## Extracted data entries
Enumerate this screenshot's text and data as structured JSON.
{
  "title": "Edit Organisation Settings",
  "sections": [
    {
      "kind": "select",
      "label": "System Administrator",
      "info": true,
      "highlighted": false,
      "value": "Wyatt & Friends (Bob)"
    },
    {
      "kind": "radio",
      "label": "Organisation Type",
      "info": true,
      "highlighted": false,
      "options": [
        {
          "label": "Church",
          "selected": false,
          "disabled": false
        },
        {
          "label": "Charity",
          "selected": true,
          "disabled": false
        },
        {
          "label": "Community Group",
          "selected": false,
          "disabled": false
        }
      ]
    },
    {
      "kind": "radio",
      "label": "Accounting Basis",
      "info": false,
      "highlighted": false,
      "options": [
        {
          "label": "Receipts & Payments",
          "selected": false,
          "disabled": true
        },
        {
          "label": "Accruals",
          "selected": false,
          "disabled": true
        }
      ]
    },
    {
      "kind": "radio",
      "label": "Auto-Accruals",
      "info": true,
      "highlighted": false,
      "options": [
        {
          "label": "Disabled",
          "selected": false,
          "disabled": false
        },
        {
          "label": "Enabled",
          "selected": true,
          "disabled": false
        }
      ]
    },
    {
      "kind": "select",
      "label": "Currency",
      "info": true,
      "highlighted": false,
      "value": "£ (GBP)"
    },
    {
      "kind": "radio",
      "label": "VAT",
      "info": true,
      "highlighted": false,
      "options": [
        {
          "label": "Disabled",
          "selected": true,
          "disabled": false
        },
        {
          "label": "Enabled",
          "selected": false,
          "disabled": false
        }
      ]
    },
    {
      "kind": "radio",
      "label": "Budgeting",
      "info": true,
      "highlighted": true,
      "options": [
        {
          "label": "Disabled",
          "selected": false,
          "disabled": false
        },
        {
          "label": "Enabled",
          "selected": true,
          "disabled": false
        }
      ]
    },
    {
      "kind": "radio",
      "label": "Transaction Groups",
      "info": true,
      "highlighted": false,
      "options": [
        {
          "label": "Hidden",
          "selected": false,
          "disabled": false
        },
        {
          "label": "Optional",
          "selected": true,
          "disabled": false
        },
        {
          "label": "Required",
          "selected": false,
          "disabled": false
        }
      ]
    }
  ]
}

## Problem description
Transcribe the whole listing exactly.

## Written response
Enumerate this screenshot's text and data as structured JSON.
{
  "title": "Edit Organisation Settings",
  "sections": [
    {
      "kind": "select",
      "label": "System Administrator",
      "info": true,
      "highlighted": false,
      "value": "Wyatt & Friends (Bob)"
    },
    {
      "kind": "radio",
      "label": "Organisation Type",
      "info": true,
      "highlighted": false,
      "options": [
        {
          "label": "Church",
          "selected": false,
          "disabled": false
        },
        {
          "label": "Charity",
          "selected": true,
          "disabled": false
        },
        {
          "label": "Community Group",
          "selected": false,
          "disabled": false
        }
      ]
    },
    {
      "kind": "radio",
      "label": "Accounting Basis",
      "info": false,
      "highlighted": false,
      "options": [
        {
          "label": "Receipts & Payments",
          "selected": false,
          "disabled": true
        },
        {
          "label": "Accruals",
          "selected": false,
          "disabled": true
        }
      ]
    },
    {
      "kind": "radio",
      "label": "Auto-Accruals",
      "info": true,
      "highlighted": false,
      "options": [
        {
          "label": "Disabled",
          "selected": false,
          "disabled": false
        },
        {
          "label": "Enabled",
          "selected": true,
          "disabled": false
        }
      ]
    },
    {
      "kind": "select",
      "label": "Currency",
      "info": true,
      "highlighted": false,
      "value": "£ (GBP)"
    },
    {
      "kind": "radio",
      "label": "VAT",
      "info": true,
      "highlighted": false,
      "options": [
        {
          "label": "Disabled",
          "selected": true,
          "disabled": false
        },
        {
          "label": "Enabled",
          "selected": false,
          "disabled": false
        }
      ]
    },
    {
      "kind": "radio",
      "label": "Budgeting",
      "info": true,
      "highlighted": true,
      "options": [
        {
          "label": "Disabled",
          "selected": false,
          "disabled": false
        },
        {
          "label": "Enabled",
          "selected": true,
          "disabled": false
        }
      ]
    },
    {
      "kind": "radio",
      "label": "Transaction Groups",
      "info": true,
      "highlighted": false,
      "options": [
        {
          "label": "Hidden",
          "selected": false,
          "disabled": false
        },
        {
          "label": "Optional",
          "selected": true,
          "disabled": false
        },
        {
          "label": "Required",
          "selected": false,
          "disabled": false
        }
      ]
    }
  ]
}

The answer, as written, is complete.